**Your goal:**
Extract every line that contains the string "Driver".

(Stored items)

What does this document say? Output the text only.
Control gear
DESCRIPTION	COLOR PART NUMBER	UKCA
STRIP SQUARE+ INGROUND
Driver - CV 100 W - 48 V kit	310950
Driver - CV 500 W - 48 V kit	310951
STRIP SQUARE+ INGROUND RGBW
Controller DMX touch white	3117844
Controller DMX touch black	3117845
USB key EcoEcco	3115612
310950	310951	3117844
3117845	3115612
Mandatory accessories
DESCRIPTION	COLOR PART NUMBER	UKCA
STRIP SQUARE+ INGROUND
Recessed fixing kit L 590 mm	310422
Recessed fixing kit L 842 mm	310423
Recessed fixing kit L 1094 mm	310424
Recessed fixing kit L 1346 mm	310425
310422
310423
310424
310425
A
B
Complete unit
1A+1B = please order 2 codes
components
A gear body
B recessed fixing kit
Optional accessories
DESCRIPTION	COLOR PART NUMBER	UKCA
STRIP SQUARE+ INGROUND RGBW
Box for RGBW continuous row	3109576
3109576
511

**Answer to this exercise:**
Driver - CV 100 W - 48 V kit	310950
Driver - CV 500 W - 48 V kit	310951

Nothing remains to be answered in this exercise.